##### Page
Fake PeterPerfect@6:03 too. Go fuck yourself loser.
I’m sorry Dave T, that Lewis isn’t catering to your fragile wittle psyche. And I’m so sorry, that you hurt by our wittle bit of fun here. But, you know what, once you’re weened on mommies milk, maybe you can come back and join the big boys.
Until then, good luck fucking the empty skulls of the vapid surf community elsewhere.
Cockswaddle.
@lazer, actually it is me i don’t know what the fuck is up with you.
PS: you forgot to add Hemingway to your list before. After Death in the Afternoon, it’s all downhill.
I do think there’s an echo in here… but that doesn’t mean I still can’t spell. Damn this blogging system and its inabilities to allow a preview or a ‘delete’ option once we’ve posted.
Takes the wind right out of a pious diatribe; like the drivel I flatulated at 6:46.
@dave T
its been awhile since i’ve commented on a post but this one I knew i had to chime in. i was struggling with exactly how to put it but upon reading your post i decided you hit it the nail on the head.
Full LS slarb fest/look at me I’m smart/ maggot’s who probably suck at surfing barnfest
I’d like to see more insight from people who are eduacated on the subjects instead of some weird literary popularity contest
@Dave T.
I’m sorry you threw up all over our playground. Do you feel better now? ‘Cause it smells like you ate something very very bad.
PS, I am SO glad to hear that shitty waves are a fixable problem. Anyone want to buy my funboard?
@nealdude
I’ll offer new readers a handy translation of your comment:
ORIGINAL:
“its been awhile since i’ve commented on a post but this one I knew i had to chime in. i was struggling with exactly how to put it but upon reading your post i decided you hit it the nail on the head.
Full LS slarb fest/look at me I’m smart/ maggot’s who probably suck at surfing barnfest
I’d like to see more insight from people who are eduacated on the subjects instead of some weird literary popularity contest”
TRANSLATION:
“It’s been awhile since I’ve commented because last time I commented, some meanies heckled me for being a 22-year-old Santa Cruz kid who acts like a 40-year local tough guy regulator. But I’m hoping no one remembers that so I’m linking through to my craptastic blog in which I suck on the shriveled gonads of various SC meth heads.
I’m struggling with exactly how to make a point, because I’m an uneducated retard.
I really hope that these other people suck at surfing, because if they’re kooks then I won’t feel as stupid for being, like, stupid. And stuff.
I’d like to see more insight from people who are eduacuted on being an uneducated fucking moron local wannabe, because these literary references are making me uncomfortable.”
Hope that helps.
@nealdude
The fact that you actually call yourself ‘nealdude’ and link to a blog where you call yourself ‘nealdude’ is frightening enough. The fact that you don’t know the difference between a ‘post’ and a ‘comment’ doesn’t help either. And to top it off, you think you’re a fucking writer, but you can’t spell and think ‘grammar’ is that wrinkly old woman you have to visit with mommy. You need to get ‘eduacated’.
##########
##### Material
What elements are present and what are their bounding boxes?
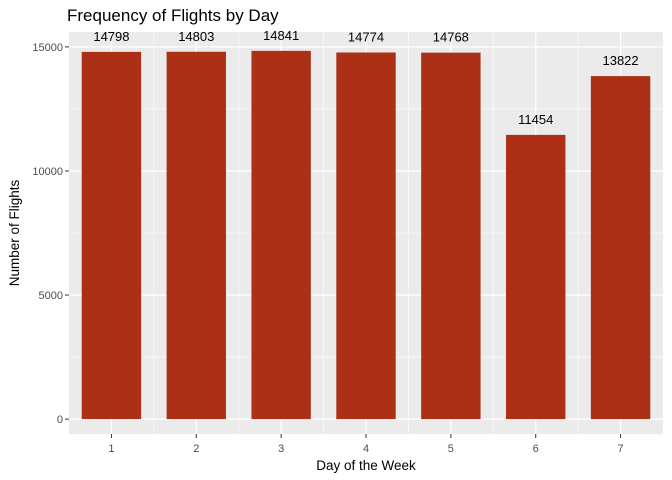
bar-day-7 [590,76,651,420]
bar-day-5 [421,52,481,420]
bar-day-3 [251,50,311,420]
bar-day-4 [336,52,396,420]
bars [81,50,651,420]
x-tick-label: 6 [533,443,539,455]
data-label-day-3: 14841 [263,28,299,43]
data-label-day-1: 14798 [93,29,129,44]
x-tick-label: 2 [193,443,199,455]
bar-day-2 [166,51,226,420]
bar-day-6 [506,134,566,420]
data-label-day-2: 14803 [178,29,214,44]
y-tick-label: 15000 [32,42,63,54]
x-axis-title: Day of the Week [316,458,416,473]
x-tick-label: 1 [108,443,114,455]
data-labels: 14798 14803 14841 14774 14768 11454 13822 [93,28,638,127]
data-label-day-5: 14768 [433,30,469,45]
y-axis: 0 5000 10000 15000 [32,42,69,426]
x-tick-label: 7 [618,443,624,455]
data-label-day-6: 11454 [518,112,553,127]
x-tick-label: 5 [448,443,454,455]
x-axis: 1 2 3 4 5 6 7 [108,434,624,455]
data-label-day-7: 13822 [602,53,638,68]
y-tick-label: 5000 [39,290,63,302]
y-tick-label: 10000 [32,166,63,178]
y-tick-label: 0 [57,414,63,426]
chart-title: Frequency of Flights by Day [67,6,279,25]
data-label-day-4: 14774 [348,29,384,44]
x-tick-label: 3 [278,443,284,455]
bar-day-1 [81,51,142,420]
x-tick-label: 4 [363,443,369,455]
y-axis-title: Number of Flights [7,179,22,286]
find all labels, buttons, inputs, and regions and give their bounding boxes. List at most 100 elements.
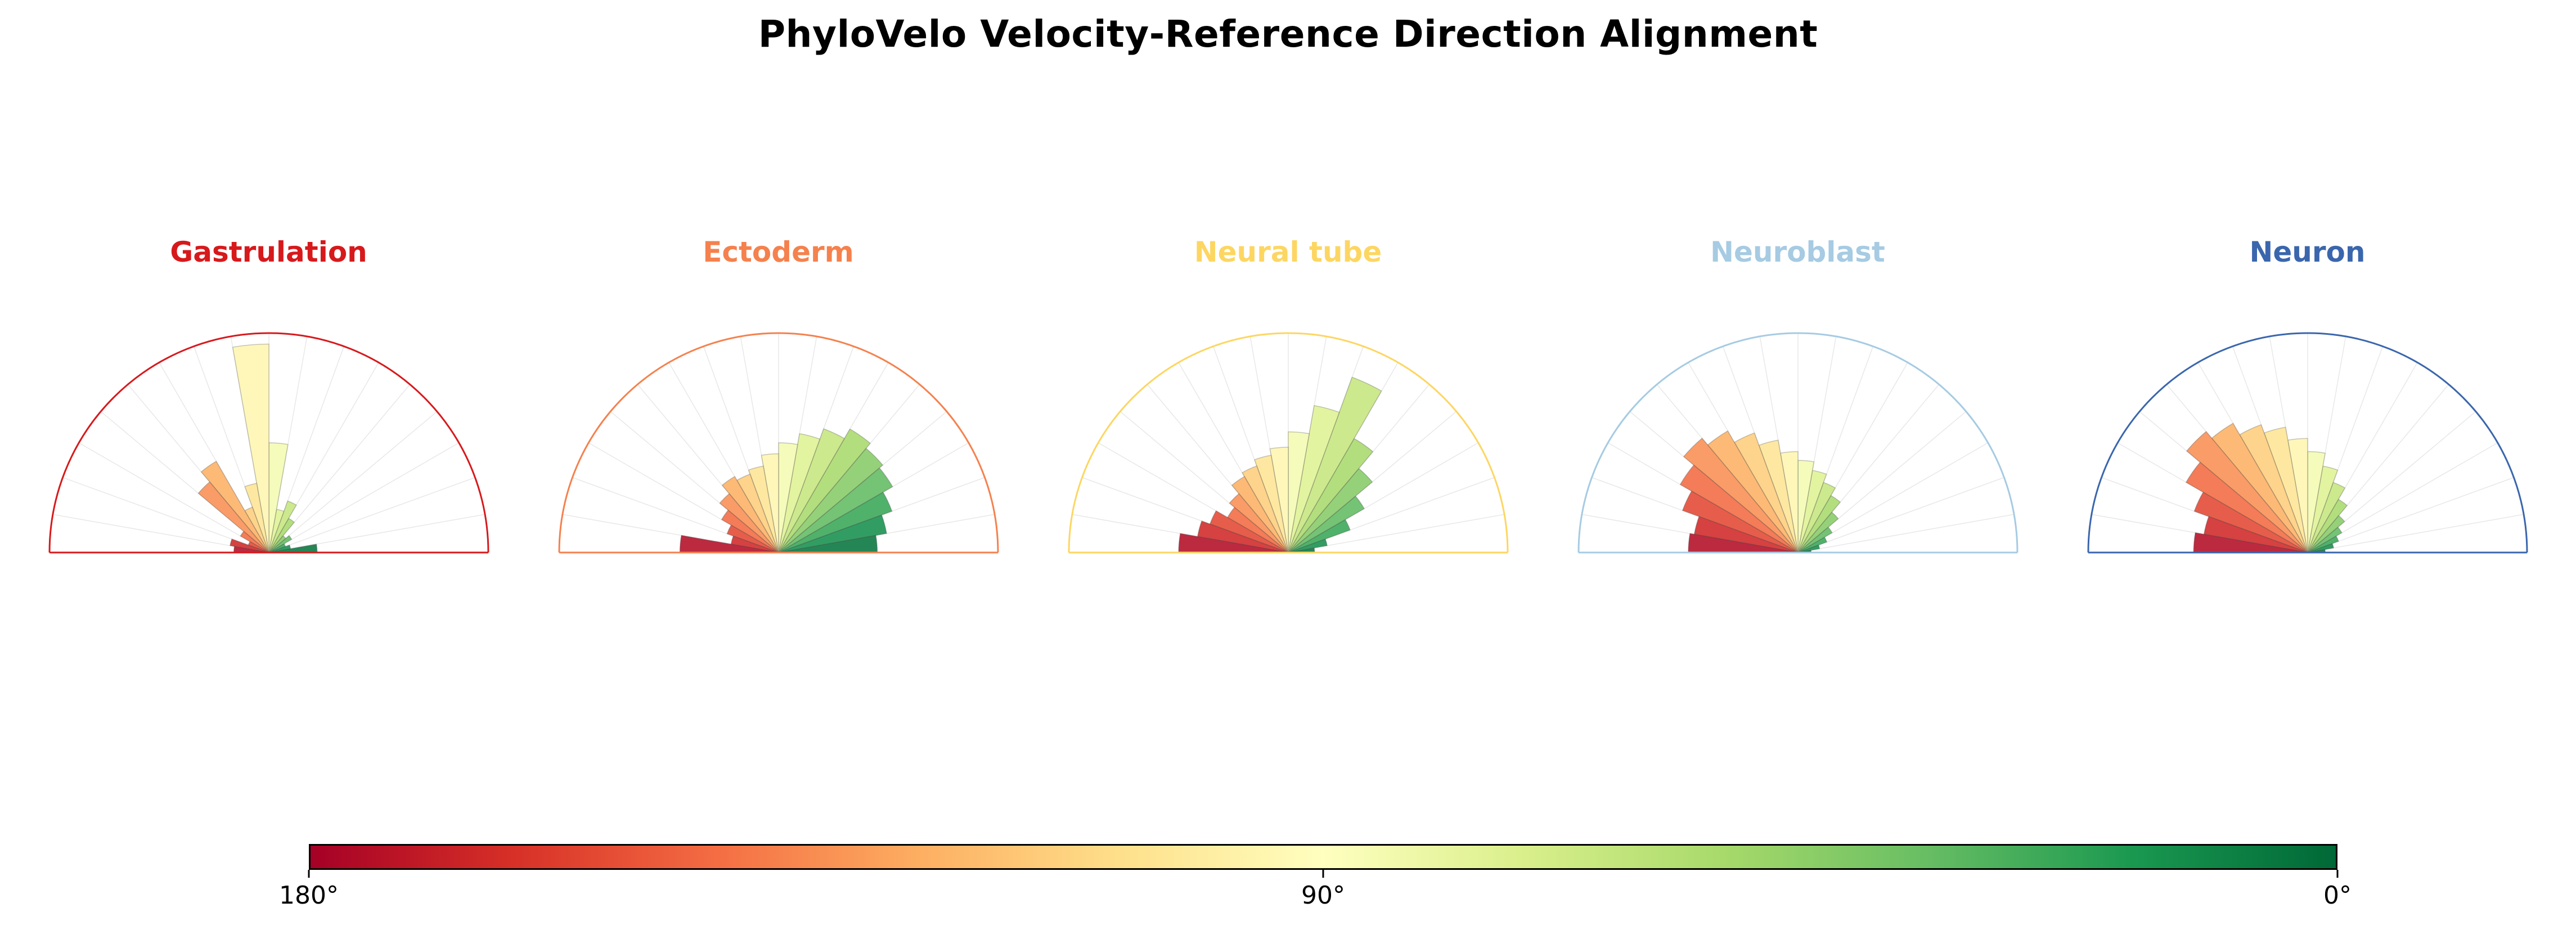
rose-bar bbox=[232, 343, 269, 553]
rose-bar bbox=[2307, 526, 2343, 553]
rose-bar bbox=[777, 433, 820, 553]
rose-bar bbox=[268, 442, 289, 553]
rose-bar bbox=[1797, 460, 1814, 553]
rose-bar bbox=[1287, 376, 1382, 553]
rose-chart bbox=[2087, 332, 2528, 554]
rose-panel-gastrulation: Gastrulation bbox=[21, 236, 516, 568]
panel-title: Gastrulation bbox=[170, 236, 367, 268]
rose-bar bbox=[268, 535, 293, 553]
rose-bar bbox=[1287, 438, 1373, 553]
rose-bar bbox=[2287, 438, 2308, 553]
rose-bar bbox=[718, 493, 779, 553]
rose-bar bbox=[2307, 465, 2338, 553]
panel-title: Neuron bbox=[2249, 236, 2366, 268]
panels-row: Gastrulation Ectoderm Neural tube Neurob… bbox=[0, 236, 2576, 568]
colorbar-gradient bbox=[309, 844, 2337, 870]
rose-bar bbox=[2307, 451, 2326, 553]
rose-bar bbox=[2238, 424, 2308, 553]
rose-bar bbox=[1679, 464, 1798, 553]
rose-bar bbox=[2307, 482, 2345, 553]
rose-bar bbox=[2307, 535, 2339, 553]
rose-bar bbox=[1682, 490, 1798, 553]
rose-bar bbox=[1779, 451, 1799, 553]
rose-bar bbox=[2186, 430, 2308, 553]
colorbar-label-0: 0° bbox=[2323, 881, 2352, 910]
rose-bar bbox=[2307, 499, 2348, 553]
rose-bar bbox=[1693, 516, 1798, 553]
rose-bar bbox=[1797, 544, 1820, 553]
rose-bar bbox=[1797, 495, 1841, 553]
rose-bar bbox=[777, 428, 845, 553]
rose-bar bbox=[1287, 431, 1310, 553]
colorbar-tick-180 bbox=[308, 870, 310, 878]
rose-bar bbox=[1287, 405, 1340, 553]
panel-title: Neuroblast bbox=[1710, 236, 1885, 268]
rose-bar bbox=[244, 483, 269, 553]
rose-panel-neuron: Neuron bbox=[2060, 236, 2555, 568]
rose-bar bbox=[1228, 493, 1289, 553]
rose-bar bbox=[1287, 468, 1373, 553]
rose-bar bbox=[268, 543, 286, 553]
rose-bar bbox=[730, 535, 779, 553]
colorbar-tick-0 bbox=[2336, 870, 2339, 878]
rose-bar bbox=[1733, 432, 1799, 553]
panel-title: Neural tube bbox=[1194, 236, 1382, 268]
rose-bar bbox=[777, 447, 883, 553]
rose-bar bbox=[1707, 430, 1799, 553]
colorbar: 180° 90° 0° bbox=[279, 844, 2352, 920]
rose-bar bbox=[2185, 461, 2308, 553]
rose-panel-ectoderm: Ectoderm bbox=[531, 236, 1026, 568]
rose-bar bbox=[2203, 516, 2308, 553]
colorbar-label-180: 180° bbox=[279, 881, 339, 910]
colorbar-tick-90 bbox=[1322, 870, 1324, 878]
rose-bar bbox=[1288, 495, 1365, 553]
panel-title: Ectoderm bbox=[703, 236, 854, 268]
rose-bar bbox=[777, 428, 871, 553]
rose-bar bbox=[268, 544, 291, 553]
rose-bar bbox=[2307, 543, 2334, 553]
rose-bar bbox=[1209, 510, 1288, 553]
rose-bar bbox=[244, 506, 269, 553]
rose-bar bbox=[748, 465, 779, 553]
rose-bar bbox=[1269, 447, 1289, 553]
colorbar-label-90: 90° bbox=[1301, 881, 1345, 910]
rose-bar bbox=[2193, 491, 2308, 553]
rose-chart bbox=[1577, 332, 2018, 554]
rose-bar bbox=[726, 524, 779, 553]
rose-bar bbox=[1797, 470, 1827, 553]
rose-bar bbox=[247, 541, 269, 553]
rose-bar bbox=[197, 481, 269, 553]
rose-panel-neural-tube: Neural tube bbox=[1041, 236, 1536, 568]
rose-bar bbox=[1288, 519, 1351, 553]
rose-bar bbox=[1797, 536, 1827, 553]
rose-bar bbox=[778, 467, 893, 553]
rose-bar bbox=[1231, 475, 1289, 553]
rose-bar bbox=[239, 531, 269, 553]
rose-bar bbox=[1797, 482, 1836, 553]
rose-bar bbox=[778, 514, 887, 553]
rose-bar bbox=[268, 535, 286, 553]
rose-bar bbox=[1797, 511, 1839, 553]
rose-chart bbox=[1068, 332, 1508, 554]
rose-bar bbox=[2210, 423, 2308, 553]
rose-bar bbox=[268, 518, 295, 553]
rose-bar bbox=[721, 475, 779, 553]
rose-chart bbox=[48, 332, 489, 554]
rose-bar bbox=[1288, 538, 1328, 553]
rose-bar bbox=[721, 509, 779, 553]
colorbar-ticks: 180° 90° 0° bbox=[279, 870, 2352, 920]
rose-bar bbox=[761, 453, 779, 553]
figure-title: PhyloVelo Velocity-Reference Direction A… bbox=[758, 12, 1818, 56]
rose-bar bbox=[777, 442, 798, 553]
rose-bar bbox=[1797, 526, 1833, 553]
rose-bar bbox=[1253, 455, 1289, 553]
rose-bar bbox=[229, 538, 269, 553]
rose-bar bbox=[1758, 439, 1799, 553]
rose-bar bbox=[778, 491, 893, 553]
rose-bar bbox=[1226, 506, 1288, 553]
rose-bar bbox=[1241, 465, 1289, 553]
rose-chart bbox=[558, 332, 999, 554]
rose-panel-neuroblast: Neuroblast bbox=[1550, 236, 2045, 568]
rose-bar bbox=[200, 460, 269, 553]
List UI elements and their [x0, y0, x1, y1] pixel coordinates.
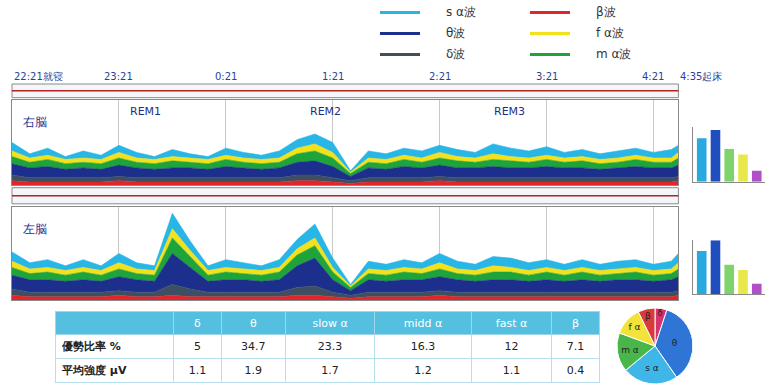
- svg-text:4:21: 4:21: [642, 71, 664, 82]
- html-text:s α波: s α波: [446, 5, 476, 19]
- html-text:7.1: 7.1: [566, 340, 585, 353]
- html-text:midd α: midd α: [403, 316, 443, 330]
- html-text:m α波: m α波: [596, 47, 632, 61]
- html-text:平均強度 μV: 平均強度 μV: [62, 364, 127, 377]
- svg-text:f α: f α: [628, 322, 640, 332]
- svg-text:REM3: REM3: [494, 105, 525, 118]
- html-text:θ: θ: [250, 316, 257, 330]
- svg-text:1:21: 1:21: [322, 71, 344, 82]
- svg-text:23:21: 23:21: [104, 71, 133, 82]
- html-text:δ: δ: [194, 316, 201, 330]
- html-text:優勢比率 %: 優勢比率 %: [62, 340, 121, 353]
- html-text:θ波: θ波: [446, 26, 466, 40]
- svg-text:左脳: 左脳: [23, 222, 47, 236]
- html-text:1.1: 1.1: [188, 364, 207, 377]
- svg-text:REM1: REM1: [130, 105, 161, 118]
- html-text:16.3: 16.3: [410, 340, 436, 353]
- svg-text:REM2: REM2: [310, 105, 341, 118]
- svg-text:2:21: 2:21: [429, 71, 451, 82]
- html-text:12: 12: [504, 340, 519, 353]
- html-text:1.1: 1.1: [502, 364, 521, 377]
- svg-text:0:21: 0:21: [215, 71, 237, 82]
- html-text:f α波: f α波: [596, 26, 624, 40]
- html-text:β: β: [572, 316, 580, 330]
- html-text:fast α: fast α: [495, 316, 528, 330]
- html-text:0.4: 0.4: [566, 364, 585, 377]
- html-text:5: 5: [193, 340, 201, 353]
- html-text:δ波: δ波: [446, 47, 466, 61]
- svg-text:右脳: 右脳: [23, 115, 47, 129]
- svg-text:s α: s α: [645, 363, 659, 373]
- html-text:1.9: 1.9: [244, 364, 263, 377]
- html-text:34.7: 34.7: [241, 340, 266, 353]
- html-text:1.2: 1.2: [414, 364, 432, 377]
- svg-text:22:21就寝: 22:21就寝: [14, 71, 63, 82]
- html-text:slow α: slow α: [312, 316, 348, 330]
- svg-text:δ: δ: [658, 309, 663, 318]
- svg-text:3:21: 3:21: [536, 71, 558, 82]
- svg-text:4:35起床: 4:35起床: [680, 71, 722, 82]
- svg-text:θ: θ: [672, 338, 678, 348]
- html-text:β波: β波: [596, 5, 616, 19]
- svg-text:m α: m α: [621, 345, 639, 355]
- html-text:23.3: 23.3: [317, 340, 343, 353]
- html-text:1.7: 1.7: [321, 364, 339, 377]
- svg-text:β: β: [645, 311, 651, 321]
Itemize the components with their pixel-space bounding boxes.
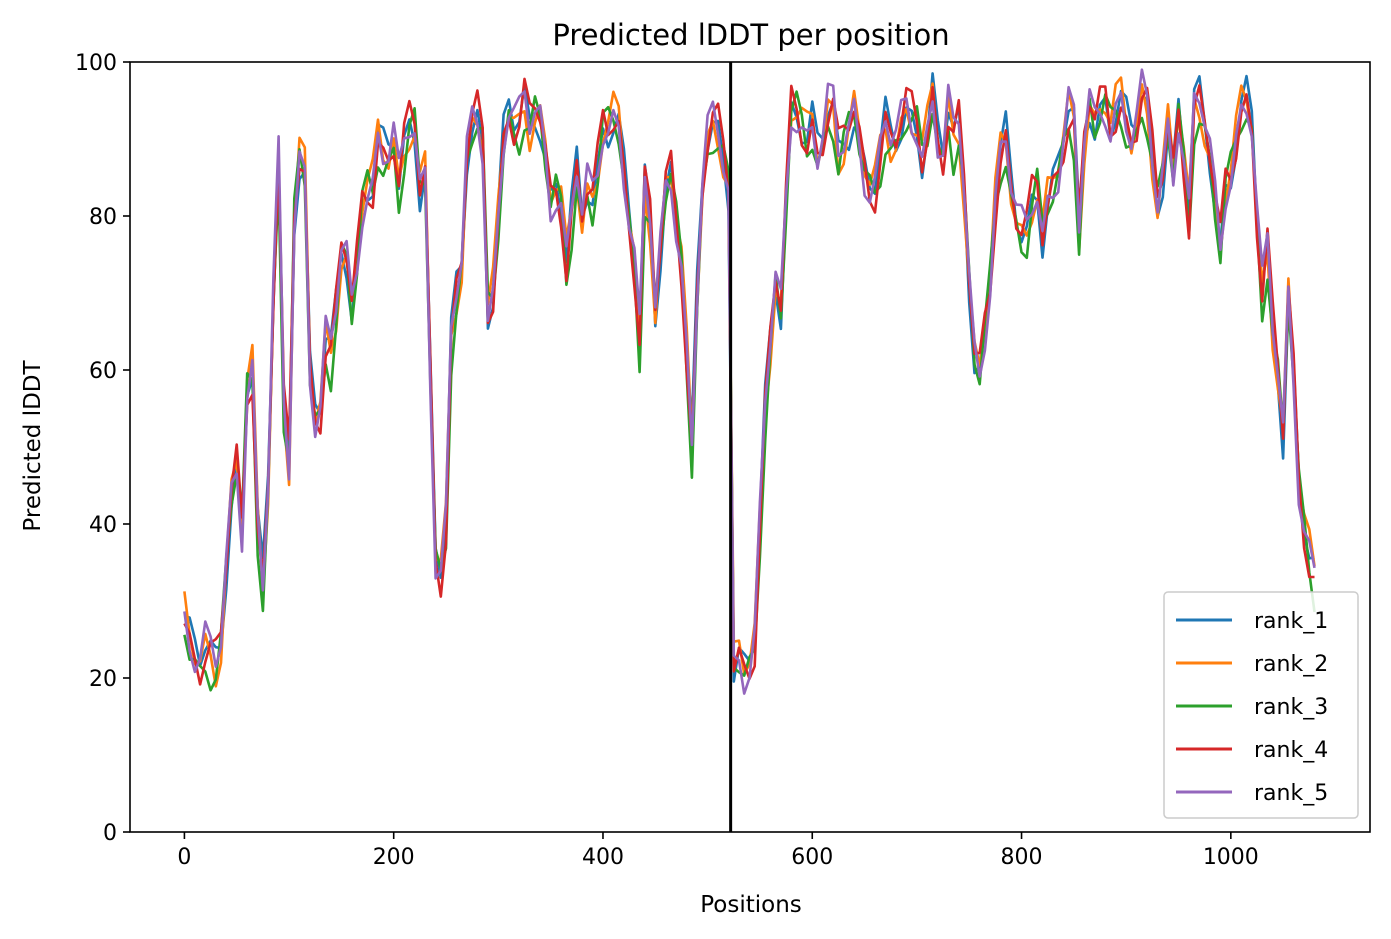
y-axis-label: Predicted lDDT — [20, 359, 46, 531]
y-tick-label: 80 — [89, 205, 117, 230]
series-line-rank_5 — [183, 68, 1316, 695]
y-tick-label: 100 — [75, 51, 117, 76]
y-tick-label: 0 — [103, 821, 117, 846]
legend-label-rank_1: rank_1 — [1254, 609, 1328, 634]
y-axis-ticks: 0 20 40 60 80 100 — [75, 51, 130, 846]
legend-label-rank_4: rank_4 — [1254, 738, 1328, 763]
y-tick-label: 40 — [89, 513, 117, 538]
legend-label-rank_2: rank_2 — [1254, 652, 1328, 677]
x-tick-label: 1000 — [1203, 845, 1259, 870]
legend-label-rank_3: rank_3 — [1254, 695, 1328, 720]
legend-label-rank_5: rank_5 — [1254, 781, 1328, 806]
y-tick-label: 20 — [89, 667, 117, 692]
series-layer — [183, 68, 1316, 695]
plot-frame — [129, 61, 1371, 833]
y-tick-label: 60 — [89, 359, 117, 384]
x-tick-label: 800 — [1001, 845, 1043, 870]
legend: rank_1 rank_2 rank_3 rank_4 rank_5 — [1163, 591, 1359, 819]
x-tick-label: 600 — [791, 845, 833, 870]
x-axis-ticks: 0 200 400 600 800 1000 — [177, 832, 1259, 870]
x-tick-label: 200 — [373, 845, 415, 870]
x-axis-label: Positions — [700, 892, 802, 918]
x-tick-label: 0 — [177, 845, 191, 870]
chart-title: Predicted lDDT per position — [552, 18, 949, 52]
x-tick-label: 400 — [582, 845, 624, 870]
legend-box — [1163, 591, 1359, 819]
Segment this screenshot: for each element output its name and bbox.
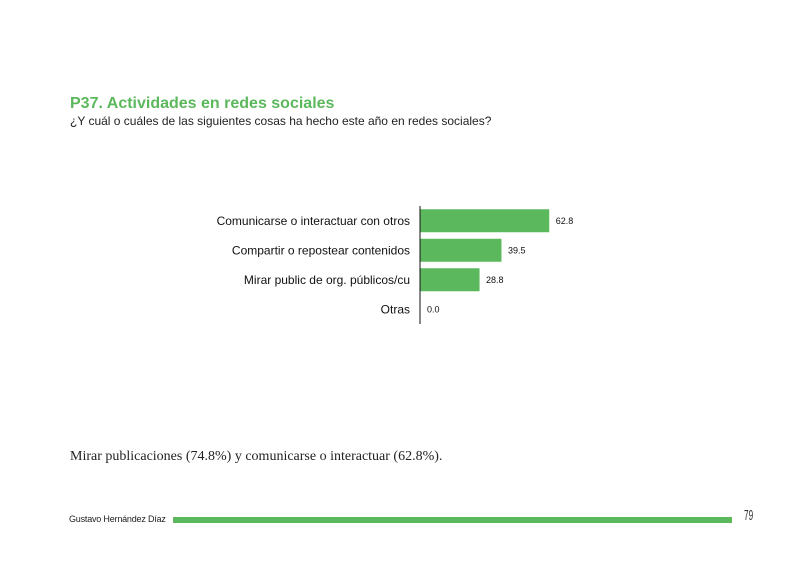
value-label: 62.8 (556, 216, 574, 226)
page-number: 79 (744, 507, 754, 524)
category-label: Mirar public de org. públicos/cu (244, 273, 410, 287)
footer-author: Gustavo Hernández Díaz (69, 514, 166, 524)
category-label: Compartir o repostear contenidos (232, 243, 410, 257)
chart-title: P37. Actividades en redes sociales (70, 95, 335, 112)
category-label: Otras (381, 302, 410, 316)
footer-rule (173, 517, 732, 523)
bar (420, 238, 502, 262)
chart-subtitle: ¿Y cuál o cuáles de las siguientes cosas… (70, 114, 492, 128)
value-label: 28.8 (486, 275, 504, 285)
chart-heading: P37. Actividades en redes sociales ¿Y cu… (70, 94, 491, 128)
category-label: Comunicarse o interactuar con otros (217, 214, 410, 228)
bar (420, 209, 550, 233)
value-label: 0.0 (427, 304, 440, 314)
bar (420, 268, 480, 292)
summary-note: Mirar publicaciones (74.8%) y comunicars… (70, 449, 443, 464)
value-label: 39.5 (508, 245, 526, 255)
##########
* _Stated problem 1_
In the comment thread, list every word that the final comment sets in single quotation marks, giving each word once.
* _Stated problem 2_
Answer these questions about the comment thread:
(a) Which author does one commenter say was left off a list, and after which of his books does it go "all downhill"?
(b) Which two features does a commenter wish the blogging system offered once a comment is posted?
(c) What does a commenter offer to sell after hearing that shitty waves are fixable?
* _Stated problem 3_
Extend the comment thread with one further comment that follows its final comment.

* _Reply 1_
'nealdude', 'post', 'comment', 'grammar', 'eduacated'

* _Reply 2_
(a) Hemingway; Death in the Afternoon
(b) A preview and a 'delete' option
(c) A funboard

* _Reply 3_
Lord help any editor that has to deal with your trash.
So what are you bringing to the table, exactly, Einstein?
Not to Dogpile or anything,
But Neildude and Dave T:
So, Lewis Samuels posts some pics. Then makes some funny and / or incisive comments. Then there’s a comment thread. Folks log in, make more funny comments, and laugh at other comments. Good lord, you’re right; we’ve been doing it all wrong. Your formula (heckle, scavenge, lurk and snark) would be much better. Except if we all did that it wouldn’t work. We can’t all be lampreys and hagfish; what would we feed on?
You DO understand that as this week’s resident dickweeds, you are a living internet cliche, right?
This is the only comment surfing related thread I’ve ever bothered to visit, but I’ve seen your type come and go for two years now. You can’t contribute, so you just tear down.
Here’s an epiphany for you: Satire minus wit is simply derision; sarcasm minus intelligence is simpy disparagement. And tiresome heckling plus low self-esteem is just another internet troll.
If you can’t stand the camaraderie in the comment threads, just read Lewis’ posts and leave, bug nuts.
Now if you’ll excuse me, I have several fellow poster’s cocks to suck.
Nealdude, I am totally eduacated on subjects. So is Ballz, he’s also very knowledidgible, you can just tell. Plus what’s wrong with a barnfest? Sometimes when you just gotta get with livestock, you might as well start the party in the right place.
@ Nealdude
You ever hear of dumpster diving? People would sift through a rubbish bin behind a computer co. looking for valuable ribbons and stuff. That is what it is like trying to find an educated, insightful pro surfing comment on here. Do yourself a favor and just go straight to my comments next time.
@dave t
Can you tell Lewis I like GRAPE kool aid. Not the other flavor.
And ask if I can bring my dog down to Samuelstown with me.
thanks
@Peter:
An astonishingly ineffective retort.
@Black’s Slacks:
Fixable problem for the top surfers in the world, not for children in their playgrounds.
Permit me to expand your horizons. The Search event has the right venue selection format - now they need merely to establish a timing analogue.
@Blasphemy:
You’re famous, d00d. You are the world’s expert at typing a whole bunch of crap without ever actually saying a damned thing worth a moment’s thought.
@Dudley Poor
Sorry, didn’t see your translation of nealdude’s heartfelt comment before I hit send. Nicely deconstructed.
By that I mean, LOLZ, pwned etc. god, why do i fucking bother.
You know Dave T, rather than criticising us for ‘not saying anything worth a damn thought,’ why don’t you offer something of substance yourself here?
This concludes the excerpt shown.